* Your goal *
Give back the records below exactly, every one, with no pictures.

═══ Provided data ═══

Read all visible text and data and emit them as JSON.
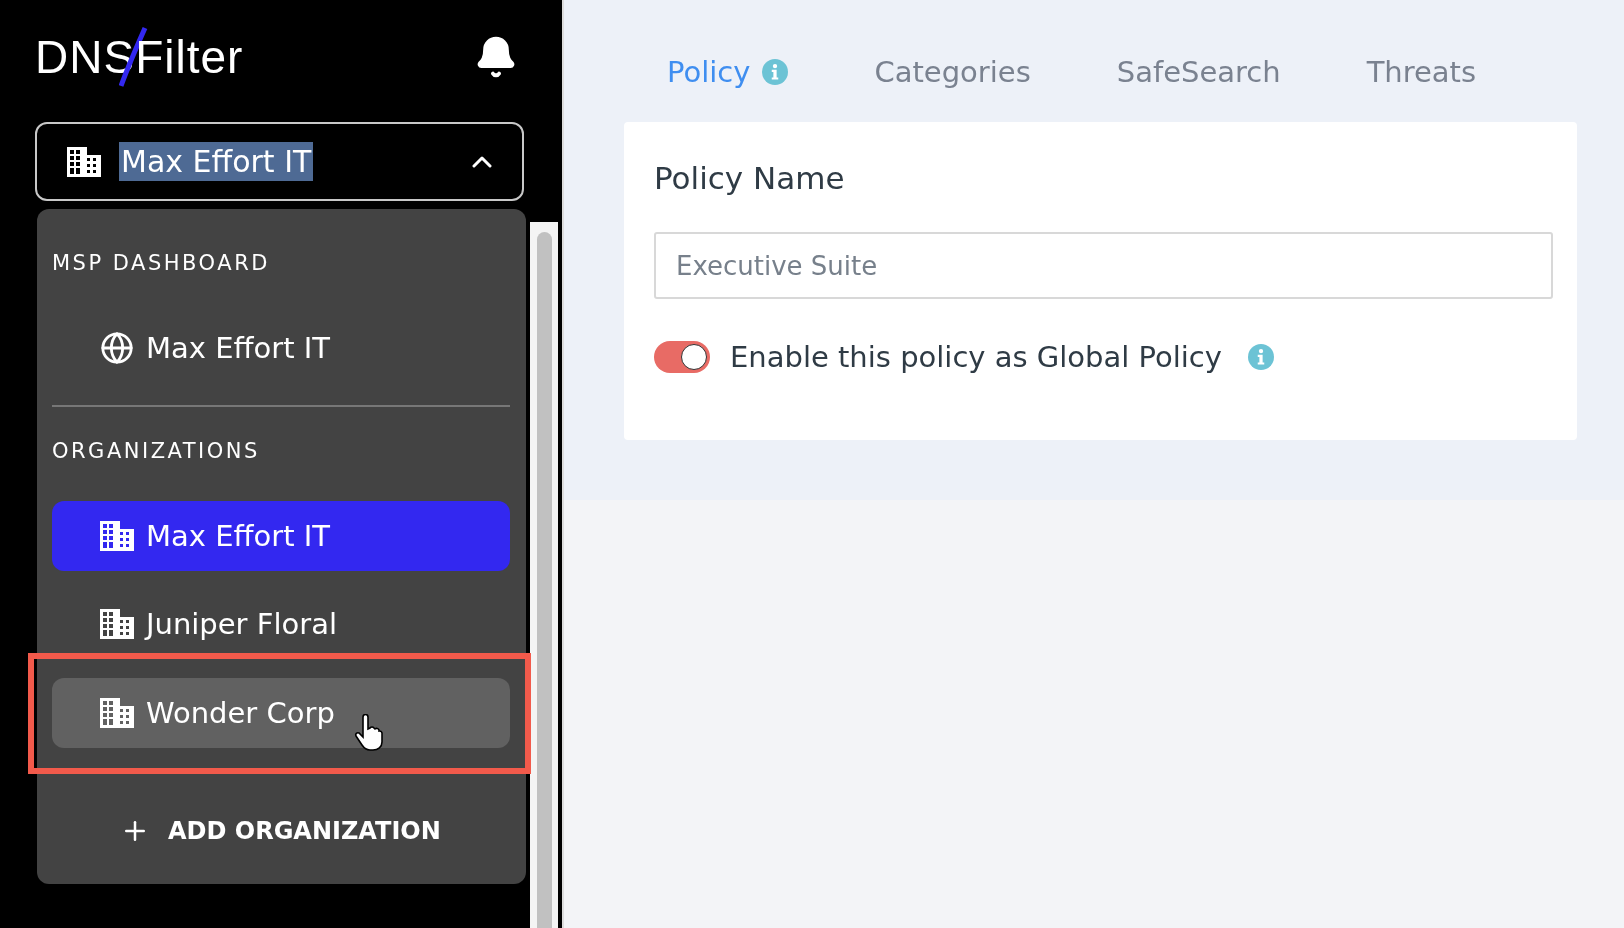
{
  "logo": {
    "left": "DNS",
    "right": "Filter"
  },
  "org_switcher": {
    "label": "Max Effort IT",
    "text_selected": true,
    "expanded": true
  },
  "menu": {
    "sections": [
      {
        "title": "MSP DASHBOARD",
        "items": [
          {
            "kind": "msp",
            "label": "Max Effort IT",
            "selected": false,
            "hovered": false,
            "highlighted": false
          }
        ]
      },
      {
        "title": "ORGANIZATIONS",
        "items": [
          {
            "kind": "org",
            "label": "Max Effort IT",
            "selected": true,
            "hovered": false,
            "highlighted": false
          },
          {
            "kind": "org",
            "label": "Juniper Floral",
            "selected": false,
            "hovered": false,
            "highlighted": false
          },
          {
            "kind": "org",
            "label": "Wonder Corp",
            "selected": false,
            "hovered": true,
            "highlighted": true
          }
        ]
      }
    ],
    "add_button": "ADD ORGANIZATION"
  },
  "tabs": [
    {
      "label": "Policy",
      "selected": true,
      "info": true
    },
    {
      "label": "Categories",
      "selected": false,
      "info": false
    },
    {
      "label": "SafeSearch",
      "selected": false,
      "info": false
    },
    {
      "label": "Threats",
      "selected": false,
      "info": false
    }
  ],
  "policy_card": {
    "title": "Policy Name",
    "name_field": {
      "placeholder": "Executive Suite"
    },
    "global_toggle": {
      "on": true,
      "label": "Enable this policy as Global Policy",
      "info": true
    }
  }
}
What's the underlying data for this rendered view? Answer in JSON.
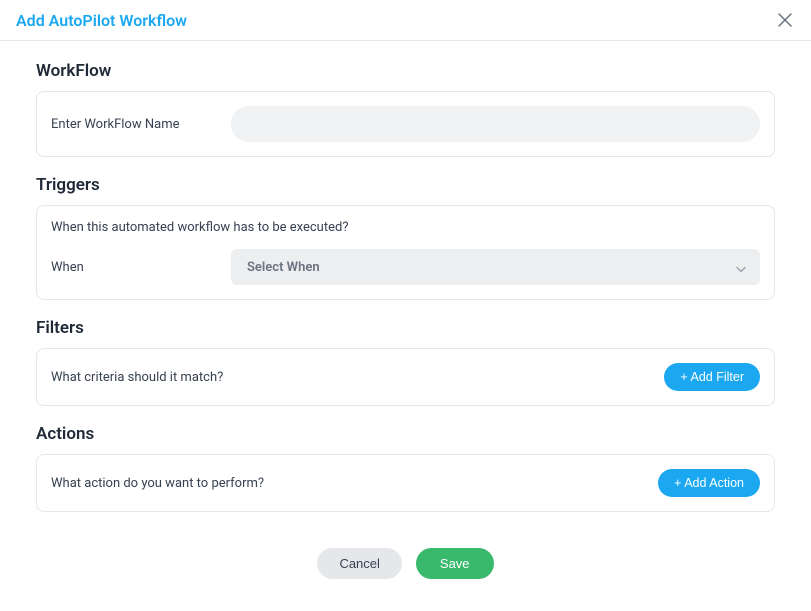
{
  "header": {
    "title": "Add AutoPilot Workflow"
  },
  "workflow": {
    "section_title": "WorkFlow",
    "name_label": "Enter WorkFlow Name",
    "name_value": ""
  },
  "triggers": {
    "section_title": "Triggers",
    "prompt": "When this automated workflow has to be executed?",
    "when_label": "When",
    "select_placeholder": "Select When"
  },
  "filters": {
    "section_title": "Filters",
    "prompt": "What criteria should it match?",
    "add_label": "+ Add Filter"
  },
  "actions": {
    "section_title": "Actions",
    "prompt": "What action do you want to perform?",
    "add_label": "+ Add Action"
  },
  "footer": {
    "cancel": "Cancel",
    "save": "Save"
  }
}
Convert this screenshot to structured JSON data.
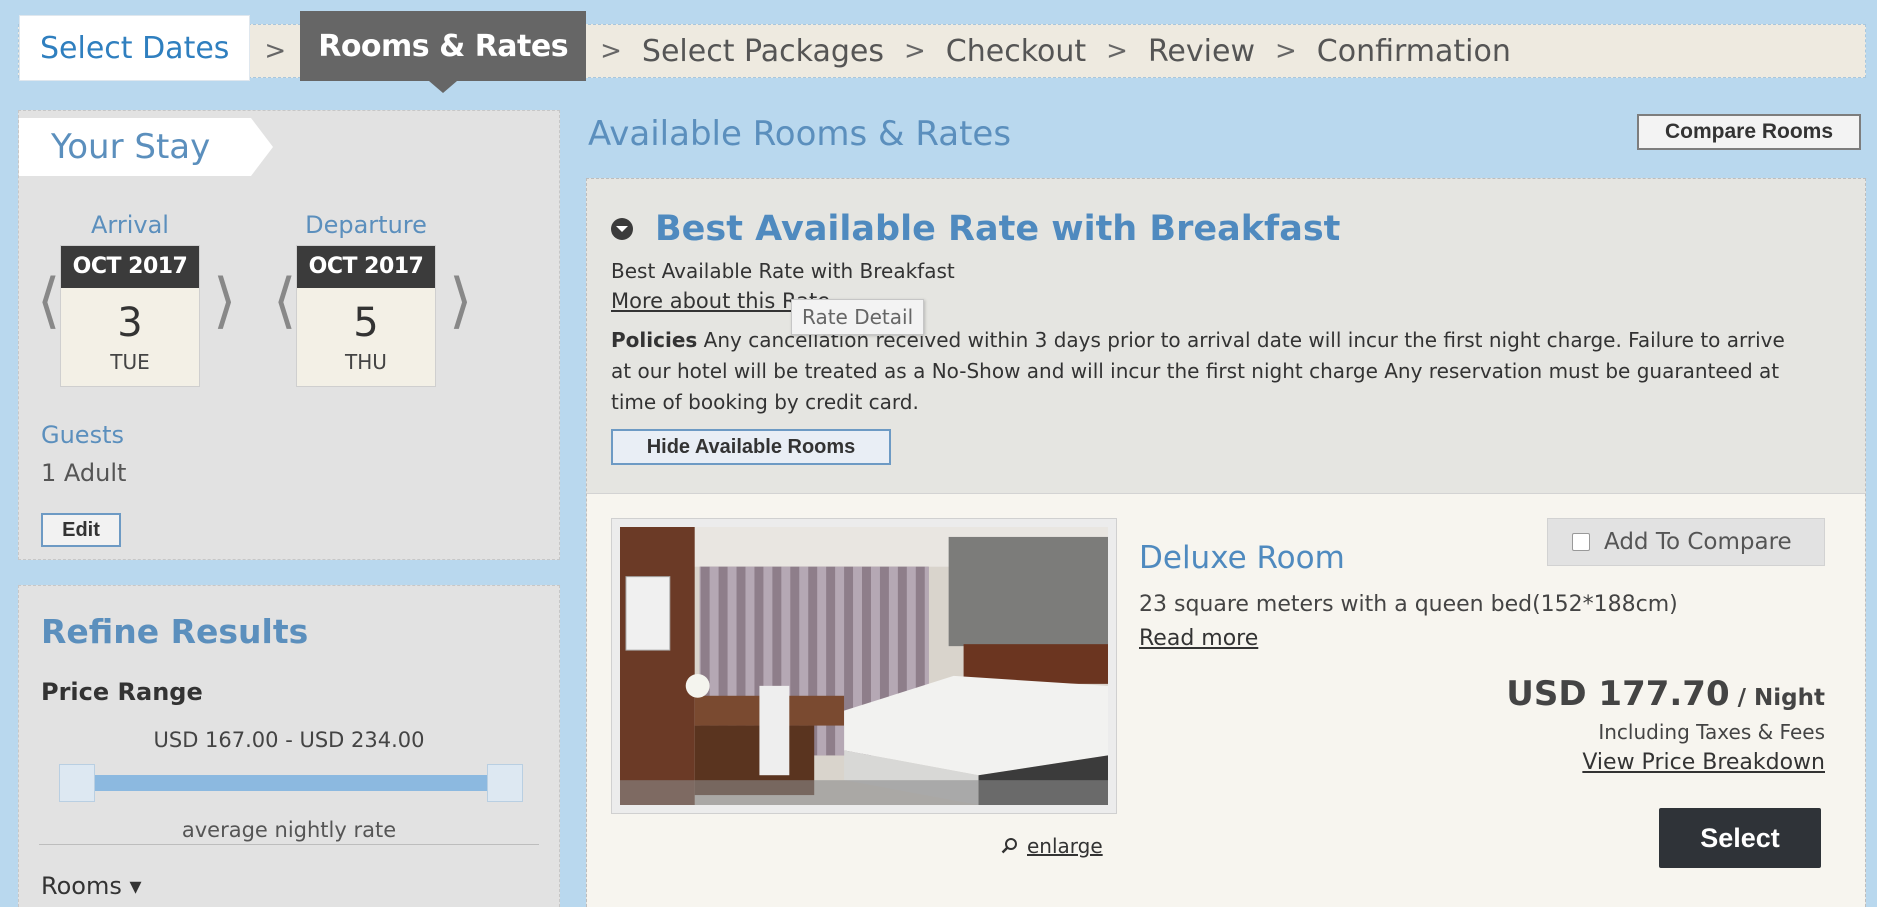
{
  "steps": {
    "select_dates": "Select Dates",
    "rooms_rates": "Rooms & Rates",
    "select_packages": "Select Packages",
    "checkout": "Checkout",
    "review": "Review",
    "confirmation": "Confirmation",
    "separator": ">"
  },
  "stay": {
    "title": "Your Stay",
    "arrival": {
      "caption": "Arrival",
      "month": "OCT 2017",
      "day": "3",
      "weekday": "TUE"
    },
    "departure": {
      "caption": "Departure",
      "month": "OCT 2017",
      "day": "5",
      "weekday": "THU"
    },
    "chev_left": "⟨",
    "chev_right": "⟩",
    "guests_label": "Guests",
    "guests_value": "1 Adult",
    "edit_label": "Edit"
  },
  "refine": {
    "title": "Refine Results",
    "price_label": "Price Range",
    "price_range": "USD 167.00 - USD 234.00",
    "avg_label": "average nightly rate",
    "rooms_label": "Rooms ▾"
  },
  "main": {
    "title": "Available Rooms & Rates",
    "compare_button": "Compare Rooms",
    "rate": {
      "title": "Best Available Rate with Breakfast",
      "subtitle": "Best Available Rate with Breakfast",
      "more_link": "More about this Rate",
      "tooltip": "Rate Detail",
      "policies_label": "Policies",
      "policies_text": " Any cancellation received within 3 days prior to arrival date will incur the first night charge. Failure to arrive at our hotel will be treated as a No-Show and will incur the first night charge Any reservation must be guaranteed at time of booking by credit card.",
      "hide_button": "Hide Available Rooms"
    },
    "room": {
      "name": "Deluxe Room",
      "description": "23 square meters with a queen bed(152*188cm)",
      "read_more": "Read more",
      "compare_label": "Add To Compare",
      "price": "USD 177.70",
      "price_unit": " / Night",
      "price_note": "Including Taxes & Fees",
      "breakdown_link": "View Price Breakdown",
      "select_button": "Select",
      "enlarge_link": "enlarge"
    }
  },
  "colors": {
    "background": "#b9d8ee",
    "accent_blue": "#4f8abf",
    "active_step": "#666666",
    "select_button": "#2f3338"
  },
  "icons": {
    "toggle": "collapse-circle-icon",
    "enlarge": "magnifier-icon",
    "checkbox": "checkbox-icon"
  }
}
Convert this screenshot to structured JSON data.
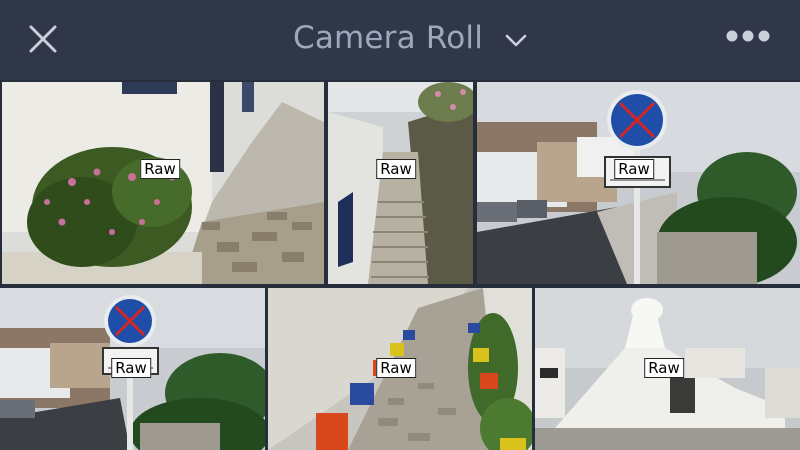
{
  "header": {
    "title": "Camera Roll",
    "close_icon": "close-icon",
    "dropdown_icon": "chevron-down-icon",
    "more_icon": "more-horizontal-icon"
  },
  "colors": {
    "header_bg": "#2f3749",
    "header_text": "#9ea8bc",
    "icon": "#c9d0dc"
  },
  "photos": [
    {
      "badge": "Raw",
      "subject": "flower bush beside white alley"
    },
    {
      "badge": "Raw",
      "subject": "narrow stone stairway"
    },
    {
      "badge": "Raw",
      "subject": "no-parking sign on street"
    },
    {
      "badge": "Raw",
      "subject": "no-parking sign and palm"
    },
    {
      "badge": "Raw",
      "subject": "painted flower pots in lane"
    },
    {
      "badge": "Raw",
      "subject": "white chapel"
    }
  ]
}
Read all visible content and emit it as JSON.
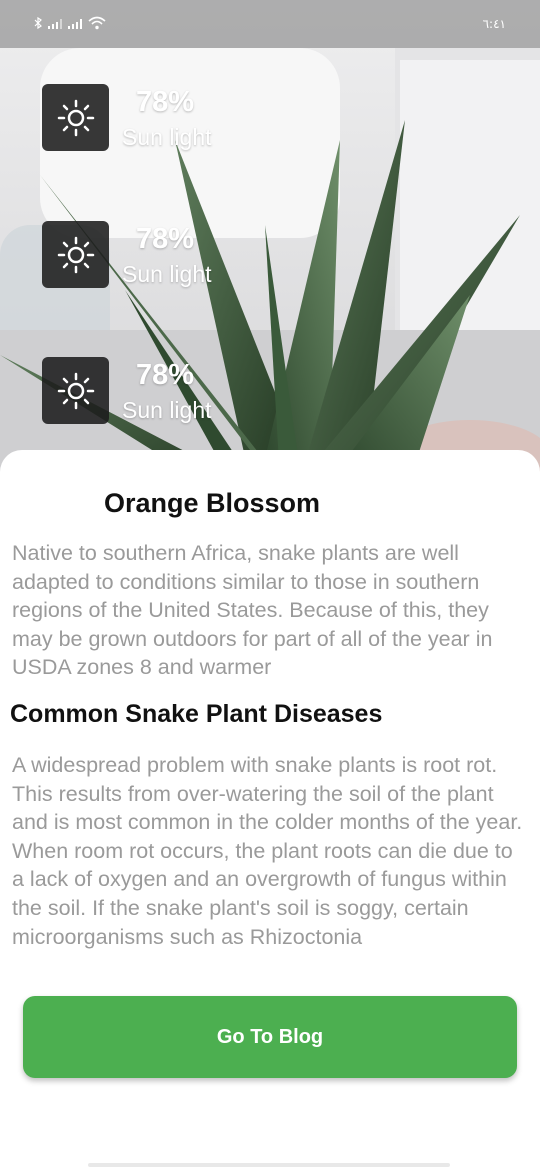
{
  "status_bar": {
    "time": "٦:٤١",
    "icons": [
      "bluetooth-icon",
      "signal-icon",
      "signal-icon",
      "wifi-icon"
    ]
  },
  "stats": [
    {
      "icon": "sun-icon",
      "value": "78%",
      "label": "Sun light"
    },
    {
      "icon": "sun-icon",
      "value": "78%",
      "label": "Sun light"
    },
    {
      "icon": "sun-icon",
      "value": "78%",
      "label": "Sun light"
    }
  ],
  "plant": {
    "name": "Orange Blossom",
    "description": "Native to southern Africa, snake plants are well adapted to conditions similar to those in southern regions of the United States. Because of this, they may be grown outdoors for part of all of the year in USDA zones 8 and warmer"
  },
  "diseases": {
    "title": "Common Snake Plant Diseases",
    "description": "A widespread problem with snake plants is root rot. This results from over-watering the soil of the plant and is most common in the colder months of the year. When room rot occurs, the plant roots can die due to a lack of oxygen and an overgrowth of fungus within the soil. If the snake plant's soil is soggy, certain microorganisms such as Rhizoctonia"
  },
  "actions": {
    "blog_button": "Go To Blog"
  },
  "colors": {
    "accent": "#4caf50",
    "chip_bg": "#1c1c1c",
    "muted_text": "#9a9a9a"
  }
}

═══

* Solved problem *
Read all visible text and data and emit them as JSON.
{
  "logo": {
    "left": "DNS",
    "right": "Filter"
  },
  "org_switcher": {
    "label": "Max Effort IT",
    "text_selected": true,
    "expanded": true
  },
  "menu": {
    "sections": [
      {
        "title": "MSP DASHBOARD",
        "items": [
          {
            "kind": "msp",
            "label": "Max Effort IT",
            "selected": false,
            "hovered": false,
            "highlighted": false
          }
        ]
      },
      {
        "title": "ORGANIZATIONS",
        "items": [
          {
            "kind": "org",
            "label": "Max Effort IT",
            "selected": true,
            "hovered": false,
            "highlighted": false
          },
          {
            "kind": "org",
            "label": "Juniper Floral",
            "selected": false,
            "hovered": false,
            "highlighted": false
          },
          {
            "kind": "org",
            "label": "Wonder Corp",
            "selected": false,
            "hovered": true,
            "highlighted": true
          }
        ]
      }
    ],
    "add_button": "ADD ORGANIZATION"
  },
  "tabs": [
    {
      "label": "Policy",
      "selected": true,
      "info": true
    },
    {
      "label": "Categories",
      "selected": false,
      "info": false
    },
    {
      "label": "SafeSearch",
      "selected": false,
      "info": false
    },
    {
      "label": "Threats",
      "selected": false,
      "info": false
    }
  ],
  "policy_card": {
    "title": "Policy Name",
    "name_field": {
      "placeholder": "Executive Suite"
    },
    "global_toggle": {
      "on": true,
      "label": "Enable this policy as Global Policy",
      "info": true
    }
  }
}
What's the underlying data for this rendered view? Answer in JSON.
{
  "header": {
    "title": "Add AutoPilot Workflow"
  },
  "workflow": {
    "section_title": "WorkFlow",
    "name_label": "Enter WorkFlow Name",
    "name_value": ""
  },
  "triggers": {
    "section_title": "Triggers",
    "prompt": "When this automated workflow has to be executed?",
    "when_label": "When",
    "select_placeholder": "Select When"
  },
  "filters": {
    "section_title": "Filters",
    "prompt": "What criteria should it match?",
    "add_label": "+ Add Filter"
  },
  "actions": {
    "section_title": "Actions",
    "prompt": "What action do you want to perform?",
    "add_label": "+ Add Action"
  },
  "footer": {
    "cancel": "Cancel",
    "save": "Save"
  }
}
Convert this screenshot to structured JSON data.
{
  "steps": {
    "select_dates": "Select Dates",
    "rooms_rates": "Rooms & Rates",
    "select_packages": "Select Packages",
    "checkout": "Checkout",
    "review": "Review",
    "confirmation": "Confirmation",
    "separator": ">"
  },
  "stay": {
    "title": "Your Stay",
    "arrival": {
      "caption": "Arrival",
      "month": "OCT 2017",
      "day": "3",
      "weekday": "TUE"
    },
    "departure": {
      "caption": "Departure",
      "month": "OCT 2017",
      "day": "5",
      "weekday": "THU"
    },
    "chev_left": "⟨",
    "chev_right": "⟩",
    "guests_label": "Guests",
    "guests_value": "1 Adult",
    "edit_label": "Edit"
  },
  "refine": {
    "title": "Refine Results",
    "price_label": "Price Range",
    "price_range": "USD 167.00 - USD 234.00",
    "avg_label": "average nightly rate",
    "rooms_label": "Rooms ▾"
  },
  "main": {
    "title": "Available Rooms & Rates",
    "compare_button": "Compare Rooms",
    "rate": {
      "title": "Best Available Rate with Breakfast",
      "subtitle": "Best Available Rate with Breakfast",
      "more_link": "More about this Rate",
      "tooltip": "Rate Detail",
      "policies_label": "Policies",
      "policies_text": " Any cancellation received within 3 days prior to arrival date will incur the first night charge. Failure to arrive at our hotel will be treated as a No-Show and will incur the first night charge Any reservation must be guaranteed at time of booking by credit card.",
      "hide_button": "Hide Available Rooms"
    },
    "room": {
      "name": "Deluxe Room",
      "description": "23 square meters with a queen bed(152*188cm)",
      "read_more": "Read more",
      "compare_label": "Add To Compare",
      "price": "USD 177.70",
      "price_unit": " / Night",
      "price_note": "Including Taxes & Fees",
      "breakdown_link": "View Price Breakdown",
      "select_button": "Select",
      "enlarge_link": "enlarge"
    }
  },
  "colors": {
    "background": "#b9d8ee",
    "accent_blue": "#4f8abf",
    "active_step": "#666666",
    "select_button": "#2f3338"
  },
  "icons": {
    "toggle": "collapse-circle-icon",
    "enlarge": "magnifier-icon",
    "checkbox": "checkbox-icon"
  }
}
Convert this screenshot to structured JSON data.
{
  "header": {
    "title": "Camera Roll",
    "close_icon": "close-icon",
    "dropdown_icon": "chevron-down-icon",
    "more_icon": "more-horizontal-icon"
  },
  "colors": {
    "header_bg": "#2f3749",
    "header_text": "#9ea8bc",
    "icon": "#c9d0dc"
  },
  "photos": [
    {
      "badge": "Raw",
      "subject": "flower bush beside white alley"
    },
    {
      "badge": "Raw",
      "subject": "narrow stone stairway"
    },
    {
      "badge": "Raw",
      "subject": "no-parking sign on street"
    },
    {
      "badge": "Raw",
      "subject": "no-parking sign and palm"
    },
    {
      "badge": "Raw",
      "subject": "painted flower pots in lane"
    },
    {
      "badge": "Raw",
      "subject": "white chapel"
    }
  ]
}
Read all visible content and emit it as JSON.
{
  "status_bar": {
    "time": "٦:٤١",
    "icons": [
      "bluetooth-icon",
      "signal-icon",
      "signal-icon",
      "wifi-icon"
    ]
  },
  "stats": [
    {
      "icon": "sun-icon",
      "value": "78%",
      "label": "Sun light"
    },
    {
      "icon": "sun-icon",
      "value": "78%",
      "label": "Sun light"
    },
    {
      "icon": "sun-icon",
      "value": "78%",
      "label": "Sun light"
    }
  ],
  "plant": {
    "name": "Orange Blossom",
    "description": "Native to southern Africa, snake plants are well adapted to conditions similar to those in southern regions of the United States. Because of this, they may be grown outdoors for part of all of the year in USDA zones 8 and warmer"
  },
  "diseases": {
    "title": "Common Snake Plant Diseases",
    "description": "A widespread problem with snake plants is root rot. This results from over-watering the soil of the plant and is most common in the colder months of the year. When room rot occurs, the plant roots can die due to a lack of oxygen and an overgrowth of fungus within the soil. If the snake plant's soil is soggy, certain microorganisms such as Rhizoctonia"
  },
  "actions": {
    "blog_button": "Go To Blog"
  },
  "colors": {
    "accent": "#4caf50",
    "chip_bg": "#1c1c1c",
    "muted_text": "#9a9a9a"
  }
}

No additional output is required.